── Data supplied

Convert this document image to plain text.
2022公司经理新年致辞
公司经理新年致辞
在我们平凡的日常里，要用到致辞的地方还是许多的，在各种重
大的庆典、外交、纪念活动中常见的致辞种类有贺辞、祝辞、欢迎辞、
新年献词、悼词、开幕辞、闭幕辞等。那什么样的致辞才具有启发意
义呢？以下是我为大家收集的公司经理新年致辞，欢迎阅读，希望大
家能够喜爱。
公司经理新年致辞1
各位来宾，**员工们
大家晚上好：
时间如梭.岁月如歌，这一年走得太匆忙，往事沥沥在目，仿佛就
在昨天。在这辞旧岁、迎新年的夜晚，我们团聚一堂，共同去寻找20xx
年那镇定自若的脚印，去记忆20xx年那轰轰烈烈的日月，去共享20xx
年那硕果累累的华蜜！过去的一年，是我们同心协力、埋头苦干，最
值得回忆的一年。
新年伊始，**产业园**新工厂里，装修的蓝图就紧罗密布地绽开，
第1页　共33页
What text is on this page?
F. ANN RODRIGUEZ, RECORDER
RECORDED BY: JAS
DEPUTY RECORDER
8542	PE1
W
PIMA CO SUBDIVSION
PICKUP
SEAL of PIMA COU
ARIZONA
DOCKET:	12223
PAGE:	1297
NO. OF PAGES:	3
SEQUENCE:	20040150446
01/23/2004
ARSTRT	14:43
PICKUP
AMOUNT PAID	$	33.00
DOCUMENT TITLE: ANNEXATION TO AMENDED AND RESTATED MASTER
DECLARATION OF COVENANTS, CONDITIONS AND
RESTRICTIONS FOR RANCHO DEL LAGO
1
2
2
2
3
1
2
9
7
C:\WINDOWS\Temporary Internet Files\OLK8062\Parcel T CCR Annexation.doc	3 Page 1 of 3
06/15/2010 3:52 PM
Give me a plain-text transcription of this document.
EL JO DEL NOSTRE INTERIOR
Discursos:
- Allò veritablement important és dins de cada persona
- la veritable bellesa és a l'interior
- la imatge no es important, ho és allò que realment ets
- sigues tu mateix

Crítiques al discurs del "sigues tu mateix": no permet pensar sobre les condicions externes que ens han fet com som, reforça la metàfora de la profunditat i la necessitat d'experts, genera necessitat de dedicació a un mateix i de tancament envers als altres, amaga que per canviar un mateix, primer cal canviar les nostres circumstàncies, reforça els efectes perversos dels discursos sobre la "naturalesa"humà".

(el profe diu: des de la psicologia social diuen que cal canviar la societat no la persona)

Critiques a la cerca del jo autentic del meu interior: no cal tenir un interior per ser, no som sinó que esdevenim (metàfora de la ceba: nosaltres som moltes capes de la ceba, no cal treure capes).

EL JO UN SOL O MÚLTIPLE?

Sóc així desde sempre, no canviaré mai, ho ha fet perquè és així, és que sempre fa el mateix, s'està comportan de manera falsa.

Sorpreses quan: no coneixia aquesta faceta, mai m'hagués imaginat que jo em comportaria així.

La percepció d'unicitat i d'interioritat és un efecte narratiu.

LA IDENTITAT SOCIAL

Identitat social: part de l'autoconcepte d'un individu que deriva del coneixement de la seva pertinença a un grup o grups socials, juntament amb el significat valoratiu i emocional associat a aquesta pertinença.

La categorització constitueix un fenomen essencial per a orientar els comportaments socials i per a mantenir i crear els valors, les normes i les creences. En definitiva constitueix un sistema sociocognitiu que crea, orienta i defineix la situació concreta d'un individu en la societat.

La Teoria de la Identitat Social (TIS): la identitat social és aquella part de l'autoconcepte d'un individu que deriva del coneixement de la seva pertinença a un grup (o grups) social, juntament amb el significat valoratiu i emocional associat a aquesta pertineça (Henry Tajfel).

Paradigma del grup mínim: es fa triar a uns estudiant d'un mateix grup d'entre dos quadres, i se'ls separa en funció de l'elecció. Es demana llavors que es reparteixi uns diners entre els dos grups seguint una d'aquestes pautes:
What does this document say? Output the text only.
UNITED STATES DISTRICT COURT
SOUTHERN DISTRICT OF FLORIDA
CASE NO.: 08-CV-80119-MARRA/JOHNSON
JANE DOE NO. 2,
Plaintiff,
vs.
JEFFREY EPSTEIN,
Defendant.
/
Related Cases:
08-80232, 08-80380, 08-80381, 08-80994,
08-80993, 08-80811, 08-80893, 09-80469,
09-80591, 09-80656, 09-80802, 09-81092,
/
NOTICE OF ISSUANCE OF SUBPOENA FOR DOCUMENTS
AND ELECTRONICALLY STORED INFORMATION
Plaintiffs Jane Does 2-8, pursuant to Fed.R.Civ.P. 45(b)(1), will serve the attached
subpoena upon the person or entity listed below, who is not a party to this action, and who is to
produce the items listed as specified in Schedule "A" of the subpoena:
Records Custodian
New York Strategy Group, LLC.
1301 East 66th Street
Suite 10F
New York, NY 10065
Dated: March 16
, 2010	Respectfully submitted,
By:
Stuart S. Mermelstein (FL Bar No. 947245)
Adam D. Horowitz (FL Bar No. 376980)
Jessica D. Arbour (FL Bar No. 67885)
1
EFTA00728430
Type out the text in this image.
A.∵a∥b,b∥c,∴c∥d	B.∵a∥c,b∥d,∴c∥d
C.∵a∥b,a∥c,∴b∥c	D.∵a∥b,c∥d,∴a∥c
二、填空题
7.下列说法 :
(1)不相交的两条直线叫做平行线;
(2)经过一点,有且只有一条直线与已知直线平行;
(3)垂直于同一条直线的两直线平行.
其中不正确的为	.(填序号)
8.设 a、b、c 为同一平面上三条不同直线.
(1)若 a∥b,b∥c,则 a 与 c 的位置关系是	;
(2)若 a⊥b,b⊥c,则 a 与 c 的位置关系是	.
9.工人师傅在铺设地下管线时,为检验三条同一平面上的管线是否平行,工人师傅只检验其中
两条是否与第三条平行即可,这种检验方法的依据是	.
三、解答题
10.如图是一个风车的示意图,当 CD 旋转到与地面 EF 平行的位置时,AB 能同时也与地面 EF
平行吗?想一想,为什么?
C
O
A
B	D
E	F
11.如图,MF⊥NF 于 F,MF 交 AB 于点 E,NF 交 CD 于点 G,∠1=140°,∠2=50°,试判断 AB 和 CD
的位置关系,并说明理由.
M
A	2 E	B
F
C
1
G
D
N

────

Requirements:
Write out all the entries exactly.

Full response:
Convert this document image to plain text.
2022公司经理新年致辞
公司经理新年致辞
在我们平凡的日常里，要用到致辞的地方还是许多的，在各种重
大的庆典、外交、纪念活动中常见的致辞种类有贺辞、祝辞、欢迎辞、
新年献词、悼词、开幕辞、闭幕辞等。那什么样的致辞才具有启发意
义呢？以下是我为大家收集的公司经理新年致辞，欢迎阅读，希望大
家能够喜爱。
公司经理新年致辞1
各位来宾，**员工们
大家晚上好：
时间如梭.岁月如歌，这一年走得太匆忙，往事沥沥在目，仿佛就
在昨天。在这辞旧岁、迎新年的夜晚，我们团聚一堂，共同去寻找20xx
年那镇定自若的脚印，去记忆20xx年那轰轰烈烈的日月，去共享20xx
年那硕果累累的华蜜！过去的一年，是我们同心协力、埋头苦干，最
值得回忆的一年。
新年伊始，**产业园**新工厂里，装修的蓝图就紧罗密布地绽开，
第1页　共33页
What text is on this page?
F. ANN RODRIGUEZ, RECORDER
RECORDED BY: JAS
DEPUTY RECORDER
8542	PE1
W
PIMA CO SUBDIVSION
PICKUP
SEAL of PIMA COU
ARIZONA
DOCKET:	12223
PAGE:	1297
NO. OF PAGES:	3
SEQUENCE:	20040150446
01/23/2004
ARSTRT	14:43
PICKUP
AMOUNT PAID	$	33.00
DOCUMENT TITLE: ANNEXATION TO AMENDED AND RESTATED MASTER
DECLARATION OF COVENANTS, CONDITIONS AND
RESTRICTIONS FOR RANCHO DEL LAGO
1
2
2
2
3
1
2
9
7
C:\WINDOWS\Temporary Internet Files\OLK8062\Parcel T CCR Annexation.doc	3 Page 1 of 3
06/15/2010 3:52 PM
Give me a plain-text transcription of this document.
EL JO DEL NOSTRE INTERIOR
Discursos:
- Allò veritablement important és dins de cada persona
- la veritable bellesa és a l'interior
- la imatge no es important, ho és allò que realment ets
- sigues tu mateix

Crítiques al discurs del "sigues tu mateix": no permet pensar sobre les condicions externes que ens han fet com som, reforça la metàfora de la profunditat i la necessitat d'experts, genera necessitat de dedicació a un mateix i de tancament envers als altres, amaga que per canviar un mateix, primer cal canviar les nostres circumstàncies, reforça els efectes perversos dels discursos sobre la "naturalesa"humà".

(el profe diu: des de la psicologia social diuen que cal canviar la societat no la persona)

Critiques a la cerca del jo autentic del meu interior: no cal tenir un interior per ser, no som sinó que esdevenim (metàfora de la ceba: nosaltres som moltes capes de la ceba, no cal treure capes).

EL JO UN SOL O MÚLTIPLE?

Sóc així desde sempre, no canviaré mai, ho ha fet perquè és així, és que sempre fa el mateix, s'està comportan de manera falsa.

Sorpreses quan: no coneixia aquesta faceta, mai m'hagués imaginat que jo em comportaria així.

La percepció d'unicitat i d'interioritat és un efecte narratiu.

LA IDENTITAT SOCIAL

Identitat social: part de l'autoconcepte d'un individu que deriva del coneixement de la seva pertinença a un grup o grups socials, juntament amb el significat valoratiu i emocional associat a aquesta pertinença.

La categorització constitueix un fenomen essencial per a orientar els comportaments socials i per a mantenir i crear els valors, les normes i les creences. En definitiva constitueix un sistema sociocognitiu que crea, orienta i defineix la situació concreta d'un individu en la societat.

La Teoria de la Identitat Social (TIS): la identitat social és aquella part de l'autoconcepte d'un individu que deriva del coneixement de la seva pertinença a un grup (o grups) social, juntament amb el significat valoratiu i emocional associat a aquesta pertineça (Henry Tajfel).

Paradigma del grup mínim: es fa triar a uns estudiant d'un mateix grup d'entre dos quadres, i se'ls separa en funció de l'elecció. Es demana llavors que es reparteixi uns diners entre els dos grups seguint una d'aquestes pautes:
What does this document say? Output the text only.
UNITED STATES DISTRICT COURT
SOUTHERN DISTRICT OF FLORIDA
CASE NO.: 08-CV-80119-MARRA/JOHNSON
JANE DOE NO. 2,
Plaintiff,
vs.
JEFFREY EPSTEIN,
Defendant.
/
Related Cases:
08-80232, 08-80380, 08-80381, 08-80994,
08-80993, 08-80811, 08-80893, 09-80469,
09-80591, 09-80656, 09-80802, 09-81092,
/
NOTICE OF ISSUANCE OF SUBPOENA FOR DOCUMENTS
AND ELECTRONICALLY STORED INFORMATION
Plaintiffs Jane Does 2-8, pursuant to Fed.R.Civ.P. 45(b)(1), will serve the attached
subpoena upon the person or entity listed below, who is not a party to this action, and who is to
produce the items listed as specified in Schedule "A" of the subpoena:
Records Custodian
New York Strategy Group, LLC.
1301 East 66th Street
Suite 10F
New York, NY 10065
Dated: March 16
, 2010	Respectfully submitted,
By:
Stuart S. Mermelstein (FL Bar No. 947245)
Adam D. Horowitz (FL Bar No. 376980)
Jessica D. Arbour (FL Bar No. 67885)
1
EFTA00728430
Type out the text in this image.
A.∵a∥b,b∥c,∴c∥d	B.∵a∥c,b∥d,∴c∥d
C.∵a∥b,a∥c,∴b∥c	D.∵a∥b,c∥d,∴a∥c
二、填空题
7.下列说法 :
(1)不相交的两条直线叫做平行线;
(2)经过一点,有且只有一条直线与已知直线平行;
(3)垂直于同一条直线的两直线平行.
其中不正确的为	.(填序号)
8.设 a、b、c 为同一平面上三条不同直线.
(1)若 a∥b,b∥c,则 a 与 c 的位置关系是	;
(2)若 a⊥b,b⊥c,则 a 与 c 的位置关系是	.
9.工人师傅在铺设地下管线时,为检验三条同一平面上的管线是否平行,工人师傅只检验其中
两条是否与第三条平行即可,这种检验方法的依据是	.
三、解答题
10.如图是一个风车的示意图,当 CD 旋转到与地面 EF 平行的位置时,AB 能同时也与地面 EF
平行吗?想一想,为什么?
C
O
A
B	D
E	F
11.如图,MF⊥NF 于 F,MF 交 AB 于点 E,NF 交 CD 于点 G,∠1=140°,∠2=50°,试判断 AB 和 CD
的位置关系,并说明理由.
M
A	2 E	B
F
C
1
G
D
N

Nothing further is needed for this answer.